▶ Entries:
** Begin **
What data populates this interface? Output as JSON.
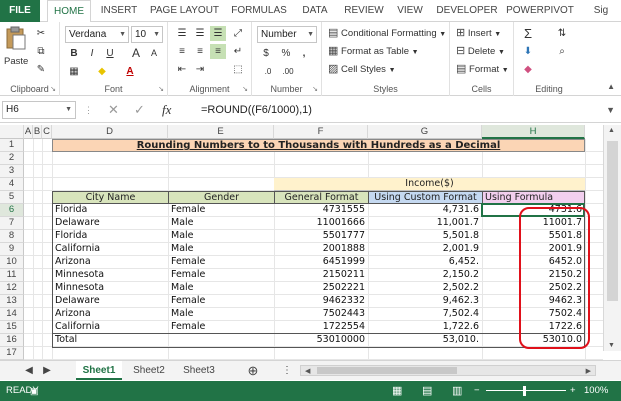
{
  "ribbon_tabs": [
    "FILE",
    "HOME",
    "INSERT",
    "PAGE LAYOUT",
    "FORMULAS",
    "DATA",
    "REVIEW",
    "VIEW",
    "DEVELOPER",
    "POWERPIVOT",
    "Sig"
  ],
  "active_tab": "HOME",
  "clipboard": {
    "paste_label": "Paste",
    "group_label": "Clipboard"
  },
  "font": {
    "name": "Verdana",
    "size": "10",
    "bold": "B",
    "italic": "I",
    "underline": "U",
    "grow": "A",
    "shrink": "A",
    "group_label": "Font"
  },
  "alignment": {
    "group_label": "Alignment"
  },
  "number": {
    "format": "Number",
    "currency": "$",
    "percent": "%",
    "comma": ",",
    "group_label": "Number"
  },
  "styles": {
    "conditional": "Conditional Formatting",
    "table": "Format as Table",
    "cell_styles": "Cell Styles",
    "group_label": "Styles"
  },
  "cells": {
    "insert": "Insert",
    "delete": "Delete",
    "format": "Format",
    "group_label": "Cells"
  },
  "editing": {
    "group_label": "Editing"
  },
  "formula_bar": {
    "name_box": "H6",
    "fx": "fx",
    "formula": "=ROUND((F6/1000),1)"
  },
  "columns": [
    "A",
    "B",
    "C",
    "D",
    "E",
    "F",
    "G",
    "H"
  ],
  "rows": [
    "1",
    "2",
    "3",
    "4",
    "5",
    "6",
    "7",
    "8",
    "9",
    "10",
    "11",
    "12",
    "13",
    "14",
    "15",
    "16",
    "17"
  ],
  "sheet": {
    "title": "Rounding Numbers to to Thousands with Hundreds as a Decimal",
    "income_header": "Income($)",
    "headers": {
      "city": "City Name",
      "gender": "Gender",
      "general": "General Format",
      "custom": "Using Custom Format",
      "formula": "Using Formula"
    },
    "data_rows": [
      {
        "city": "Florida",
        "gender": "Female",
        "general": "4731555",
        "custom": "4,731.6",
        "formula": "4731.6"
      },
      {
        "city": "Delaware",
        "gender": "Male",
        "general": "11001666",
        "custom": "11,001.7",
        "formula": "11001.7"
      },
      {
        "city": "Florida",
        "gender": "Male",
        "general": "5501777",
        "custom": "5,501.8",
        "formula": "5501.8"
      },
      {
        "city": "California",
        "gender": "Male",
        "general": "2001888",
        "custom": "2,001.9",
        "formula": "2001.9"
      },
      {
        "city": "Arizona",
        "gender": "Female",
        "general": "6451999",
        "custom": "6,452.",
        "formula": "6452.0"
      },
      {
        "city": "Minnesota",
        "gender": "Female",
        "general": "2150211",
        "custom": "2,150.2",
        "formula": "2150.2"
      },
      {
        "city": "Minnesota",
        "gender": "Male",
        "general": "2502221",
        "custom": "2,502.2",
        "formula": "2502.2"
      },
      {
        "city": "Delaware",
        "gender": "Female",
        "general": "9462332",
        "custom": "9,462.3",
        "formula": "9462.3"
      },
      {
        "city": "Arizona",
        "gender": "Male",
        "general": "7502443",
        "custom": "7,502.4",
        "formula": "7502.4"
      },
      {
        "city": "California",
        "gender": "Female",
        "general": "1722554",
        "custom": "1,722.6",
        "formula": "1722.6"
      }
    ],
    "total": {
      "label": "Total",
      "general": "53010000",
      "custom": "53,010.",
      "formula": "53010.0"
    }
  },
  "sheet_tabs": [
    "Sheet1",
    "Sheet2",
    "Sheet3"
  ],
  "status": {
    "ready": "READY",
    "zoom": "100%"
  },
  "colors": {
    "accent": "#217346",
    "title_fill": "#fbd5b5",
    "header_green": "#d8e4bc",
    "custom_blue": "#c5d9f1",
    "formula_pink": "#f2cfee",
    "income_yellow": "#fff2cc",
    "highlight_red": "#e0101a"
  }
}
** End **
▶ Exercise:
For the listing above, give the number of lines in which the string "general" occurs, and nothing else.

▶ Exercise solution:
12